──────── PAGE EXCERPT

Thanks for all the input.
I'm borrowing a friends dwell meter to see how it reads.
The points I bought at NAPA are Echlin (not cheap) and are spec for the 232 and 258.
I will check that they are aligned properly.
I also have a new set of cheaper Standard Motor Products points I could try on there.


Its a great idea, and recommended... condensers are very much rated like capacitors, not only by farads, but also by tollarances to its value. I figure out of 10 new packaged condensers, many will give off different readings on their values when measured by a capacitance meter.

Given the values from the previous reply on engine types having specific condensers, a larger value will make the points act like they are delayed on timing, and the switching current will act closed slightly longer, when the points are actually opening. A lower value will make the the points more repsonsive and will cause premature burn up of the points at high RPMs. Thus the reason for dual points on very high performace engines, that run top end 90% of the time.


Not many check capacitance on new condensers any more, but back in the day i am sure many racers have done so, and probably kept it a garage secret, with many other odd tweaks and checks before assembly.


-------------
71 Javelin SST body
390 69 crank, 70 block & heads
NASCAR SB2 rods & pistons
78 Jeep TH400 w/ 2.76 Low
50/50 Ford-AMC Suspension
79 F150 rear & 8.8 axles
Ford Racing 3.25 gears & 9" /w Detroit locker


Posted By: tomj
Date Posted: May/10/2019 at 10:02pm
Originally posted by 304-dude 304-dude wrote:

Its a great idea, and recommended... condensers are very much rated like capacitors, not only by farads, but also by tollarances to its value. I figure out of 10 new packaged condensers, many will give off different readings on their values when measured by a capacitance meter.
Not many check capacitance on new condensers any more, but back in the day i am sure many racers have done so, and probably kept it a garage secret, with many other odd tweaks and checks before assembly.


good ideas all.

the capacitor needs to "match" the coil. it's a series-resonant circuit, but ideally, in the instant after the points OPEN the magnetic energy built up in the coil during dwell folds back on itself ("collapses"), and transforms the energy stored over 5 to 15 milliseconds, into a huge brief (microseconds) voltage spike -- if all is well, that energy dissipates into the spark plug gap. if it doesn't, the coil "rings" (the series-resonant thing).

there's some particular capacitance value that provides a low-impedance path for the coil primary, but doesn't induce too much ringing after the plug dissipates the coil energy. there's probably a world of theory and practice tweaking the cap value for some characteristic or other. i bet there's a bunch of geezer racers taking that knowledge with them.

────────────────

=== GIVEN REQUEST 1 ===
Reproduce the part of the condenser thread from "Thanks for all" to "are aligned properly." word for word.
=== GIVEN REQUEST 2 ===
Answer these questions from the condenser thread:
(a) What brand are the points bought at NAPA?
(b) What brand is the cheaper set of points on hand?
(c) Over how many milliseconds is the coil's energy stored during dwell?
The records can be left aside.

──────── EXTRACTED RECORDS

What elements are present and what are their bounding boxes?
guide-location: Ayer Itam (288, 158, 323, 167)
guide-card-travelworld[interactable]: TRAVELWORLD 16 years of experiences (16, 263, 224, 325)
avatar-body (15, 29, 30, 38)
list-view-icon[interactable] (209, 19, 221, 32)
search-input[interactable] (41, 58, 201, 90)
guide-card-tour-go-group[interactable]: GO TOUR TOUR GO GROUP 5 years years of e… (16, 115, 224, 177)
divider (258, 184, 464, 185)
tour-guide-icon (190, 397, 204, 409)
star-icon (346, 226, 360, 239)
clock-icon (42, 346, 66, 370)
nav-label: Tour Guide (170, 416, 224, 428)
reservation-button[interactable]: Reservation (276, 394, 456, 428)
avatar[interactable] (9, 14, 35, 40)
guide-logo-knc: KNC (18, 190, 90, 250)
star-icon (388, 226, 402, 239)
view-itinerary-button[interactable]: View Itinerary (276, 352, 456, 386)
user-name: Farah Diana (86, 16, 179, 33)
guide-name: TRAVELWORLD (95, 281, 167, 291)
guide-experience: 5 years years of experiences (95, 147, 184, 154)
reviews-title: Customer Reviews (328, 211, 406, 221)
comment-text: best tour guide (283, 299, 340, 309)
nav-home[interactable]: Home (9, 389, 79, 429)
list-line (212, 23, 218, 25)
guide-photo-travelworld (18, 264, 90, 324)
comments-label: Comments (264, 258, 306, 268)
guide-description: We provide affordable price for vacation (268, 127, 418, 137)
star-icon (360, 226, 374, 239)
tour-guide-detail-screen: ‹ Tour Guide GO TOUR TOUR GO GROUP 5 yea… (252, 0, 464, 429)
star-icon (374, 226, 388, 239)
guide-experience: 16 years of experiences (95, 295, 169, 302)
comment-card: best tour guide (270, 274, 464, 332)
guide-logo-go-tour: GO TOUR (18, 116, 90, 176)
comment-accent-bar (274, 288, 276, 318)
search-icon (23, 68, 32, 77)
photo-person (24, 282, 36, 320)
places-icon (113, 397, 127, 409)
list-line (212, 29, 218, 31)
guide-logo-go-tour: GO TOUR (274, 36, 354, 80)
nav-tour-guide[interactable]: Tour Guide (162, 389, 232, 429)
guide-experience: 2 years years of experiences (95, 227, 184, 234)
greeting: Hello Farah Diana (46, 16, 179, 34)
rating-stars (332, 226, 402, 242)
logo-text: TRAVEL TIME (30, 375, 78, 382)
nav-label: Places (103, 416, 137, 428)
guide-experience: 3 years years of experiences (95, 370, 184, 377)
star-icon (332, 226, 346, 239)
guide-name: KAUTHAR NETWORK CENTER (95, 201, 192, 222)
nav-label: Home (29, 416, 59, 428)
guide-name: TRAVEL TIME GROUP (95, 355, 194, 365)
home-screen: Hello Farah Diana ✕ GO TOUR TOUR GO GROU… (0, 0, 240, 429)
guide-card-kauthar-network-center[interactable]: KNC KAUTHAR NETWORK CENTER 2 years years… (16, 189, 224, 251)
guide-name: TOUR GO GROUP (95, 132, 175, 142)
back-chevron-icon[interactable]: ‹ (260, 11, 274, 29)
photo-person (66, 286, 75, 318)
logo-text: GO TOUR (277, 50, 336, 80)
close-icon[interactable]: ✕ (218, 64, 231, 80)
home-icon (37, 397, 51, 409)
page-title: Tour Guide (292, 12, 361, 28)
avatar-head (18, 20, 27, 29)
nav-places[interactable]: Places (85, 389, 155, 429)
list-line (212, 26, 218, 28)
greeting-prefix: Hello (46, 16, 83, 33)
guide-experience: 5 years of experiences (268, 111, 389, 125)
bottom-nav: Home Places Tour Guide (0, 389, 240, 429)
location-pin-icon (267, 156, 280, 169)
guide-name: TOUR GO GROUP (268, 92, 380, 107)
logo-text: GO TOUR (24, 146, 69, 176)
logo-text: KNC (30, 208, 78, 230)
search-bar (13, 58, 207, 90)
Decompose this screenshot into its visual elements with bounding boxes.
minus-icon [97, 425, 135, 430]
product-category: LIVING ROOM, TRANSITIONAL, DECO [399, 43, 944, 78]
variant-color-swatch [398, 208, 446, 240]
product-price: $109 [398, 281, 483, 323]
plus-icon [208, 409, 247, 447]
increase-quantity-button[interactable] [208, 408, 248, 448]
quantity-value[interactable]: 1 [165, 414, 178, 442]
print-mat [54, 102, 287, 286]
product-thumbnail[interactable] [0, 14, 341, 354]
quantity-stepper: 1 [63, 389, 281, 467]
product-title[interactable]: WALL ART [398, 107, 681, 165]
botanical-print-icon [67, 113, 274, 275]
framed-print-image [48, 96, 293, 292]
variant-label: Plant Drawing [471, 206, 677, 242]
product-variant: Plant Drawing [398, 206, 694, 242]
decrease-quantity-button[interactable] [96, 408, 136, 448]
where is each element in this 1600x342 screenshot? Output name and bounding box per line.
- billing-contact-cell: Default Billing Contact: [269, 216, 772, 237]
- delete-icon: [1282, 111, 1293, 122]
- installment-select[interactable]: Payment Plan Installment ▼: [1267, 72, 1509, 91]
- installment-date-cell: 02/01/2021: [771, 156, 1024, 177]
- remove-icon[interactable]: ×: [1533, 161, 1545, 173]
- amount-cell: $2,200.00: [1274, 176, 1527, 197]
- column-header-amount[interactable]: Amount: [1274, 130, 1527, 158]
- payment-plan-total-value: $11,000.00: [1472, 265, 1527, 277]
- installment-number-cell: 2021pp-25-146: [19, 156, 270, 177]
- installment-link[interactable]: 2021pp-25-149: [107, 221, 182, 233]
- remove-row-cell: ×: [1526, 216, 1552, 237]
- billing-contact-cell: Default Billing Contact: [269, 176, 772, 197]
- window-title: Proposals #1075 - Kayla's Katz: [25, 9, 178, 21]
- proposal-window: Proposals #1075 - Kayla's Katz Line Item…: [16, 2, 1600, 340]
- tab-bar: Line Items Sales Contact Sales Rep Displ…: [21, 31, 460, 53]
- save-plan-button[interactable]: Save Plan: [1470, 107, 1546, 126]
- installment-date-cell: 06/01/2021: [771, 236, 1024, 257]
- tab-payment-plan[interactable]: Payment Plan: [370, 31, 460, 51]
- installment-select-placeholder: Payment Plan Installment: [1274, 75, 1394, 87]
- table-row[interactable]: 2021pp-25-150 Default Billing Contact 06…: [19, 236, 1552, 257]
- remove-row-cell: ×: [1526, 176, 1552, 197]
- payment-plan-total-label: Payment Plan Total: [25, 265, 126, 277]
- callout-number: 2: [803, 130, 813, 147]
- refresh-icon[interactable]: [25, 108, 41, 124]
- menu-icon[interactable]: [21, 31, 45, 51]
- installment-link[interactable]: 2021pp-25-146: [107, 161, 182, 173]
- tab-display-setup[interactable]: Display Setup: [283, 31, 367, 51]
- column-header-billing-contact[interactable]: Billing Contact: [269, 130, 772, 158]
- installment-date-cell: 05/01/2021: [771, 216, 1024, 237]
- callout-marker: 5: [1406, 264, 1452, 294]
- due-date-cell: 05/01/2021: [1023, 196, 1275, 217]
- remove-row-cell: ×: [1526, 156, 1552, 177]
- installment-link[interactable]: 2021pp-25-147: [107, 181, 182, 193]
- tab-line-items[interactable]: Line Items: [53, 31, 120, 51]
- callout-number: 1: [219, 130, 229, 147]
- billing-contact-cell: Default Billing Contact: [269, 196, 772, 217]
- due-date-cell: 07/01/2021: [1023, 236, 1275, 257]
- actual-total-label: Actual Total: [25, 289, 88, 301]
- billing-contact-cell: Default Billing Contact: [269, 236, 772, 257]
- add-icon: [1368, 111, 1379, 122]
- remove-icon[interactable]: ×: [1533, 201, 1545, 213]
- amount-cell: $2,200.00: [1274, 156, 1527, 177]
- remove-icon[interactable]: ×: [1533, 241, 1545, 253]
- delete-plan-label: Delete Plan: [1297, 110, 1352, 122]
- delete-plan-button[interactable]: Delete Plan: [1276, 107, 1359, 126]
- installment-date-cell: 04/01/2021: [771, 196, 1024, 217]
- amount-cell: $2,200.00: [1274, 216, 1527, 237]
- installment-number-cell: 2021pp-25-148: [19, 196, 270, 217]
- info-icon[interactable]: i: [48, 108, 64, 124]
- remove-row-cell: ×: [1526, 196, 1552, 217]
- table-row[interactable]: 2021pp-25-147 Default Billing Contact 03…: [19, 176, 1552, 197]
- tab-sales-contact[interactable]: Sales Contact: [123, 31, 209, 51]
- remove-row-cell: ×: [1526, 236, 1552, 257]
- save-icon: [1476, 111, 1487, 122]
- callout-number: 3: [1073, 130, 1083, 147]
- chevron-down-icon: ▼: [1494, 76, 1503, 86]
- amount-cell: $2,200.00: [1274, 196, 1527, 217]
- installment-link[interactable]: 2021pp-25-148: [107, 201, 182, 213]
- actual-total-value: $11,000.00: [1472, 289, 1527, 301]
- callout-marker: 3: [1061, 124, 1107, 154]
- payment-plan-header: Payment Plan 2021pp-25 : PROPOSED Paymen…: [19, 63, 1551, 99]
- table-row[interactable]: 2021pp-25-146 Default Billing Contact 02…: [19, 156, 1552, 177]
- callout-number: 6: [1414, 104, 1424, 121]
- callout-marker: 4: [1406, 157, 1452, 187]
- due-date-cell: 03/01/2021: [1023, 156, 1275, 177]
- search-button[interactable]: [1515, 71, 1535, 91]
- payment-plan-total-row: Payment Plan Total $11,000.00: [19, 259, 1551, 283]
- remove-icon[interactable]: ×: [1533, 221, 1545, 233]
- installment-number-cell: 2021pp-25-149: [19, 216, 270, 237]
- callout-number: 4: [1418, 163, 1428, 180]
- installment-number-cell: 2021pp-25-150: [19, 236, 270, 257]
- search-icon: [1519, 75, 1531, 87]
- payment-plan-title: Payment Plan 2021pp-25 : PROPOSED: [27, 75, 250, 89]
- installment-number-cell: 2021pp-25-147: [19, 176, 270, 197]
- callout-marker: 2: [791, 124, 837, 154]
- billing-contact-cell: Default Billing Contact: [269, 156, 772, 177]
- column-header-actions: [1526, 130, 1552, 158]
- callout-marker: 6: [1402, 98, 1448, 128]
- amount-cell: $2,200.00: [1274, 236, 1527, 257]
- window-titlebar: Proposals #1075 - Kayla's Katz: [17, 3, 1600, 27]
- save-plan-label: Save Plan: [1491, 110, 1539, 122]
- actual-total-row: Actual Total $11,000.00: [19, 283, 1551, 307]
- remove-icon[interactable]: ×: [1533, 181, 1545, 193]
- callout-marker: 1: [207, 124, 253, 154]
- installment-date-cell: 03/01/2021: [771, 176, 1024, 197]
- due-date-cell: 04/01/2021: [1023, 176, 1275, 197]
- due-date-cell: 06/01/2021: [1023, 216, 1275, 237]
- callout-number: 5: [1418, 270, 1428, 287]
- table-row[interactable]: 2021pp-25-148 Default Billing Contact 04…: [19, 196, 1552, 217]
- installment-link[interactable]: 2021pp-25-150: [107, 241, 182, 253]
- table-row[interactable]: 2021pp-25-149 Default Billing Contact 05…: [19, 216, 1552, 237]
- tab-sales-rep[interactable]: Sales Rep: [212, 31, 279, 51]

────────────────

=== FULL RESPONSE 1 ===
Thanks for all the input.
I'm borrowing a friends dwell meter to see how it reads.
The points I bought at NAPA are Echlin (not cheap) and are spec for the 232 and 258.
I will check that they are aligned properly.

=== FULL RESPONSE 2 ===
(a) Echlin
(b) Standard Motor Products
(c) 5 to 15 milliseconds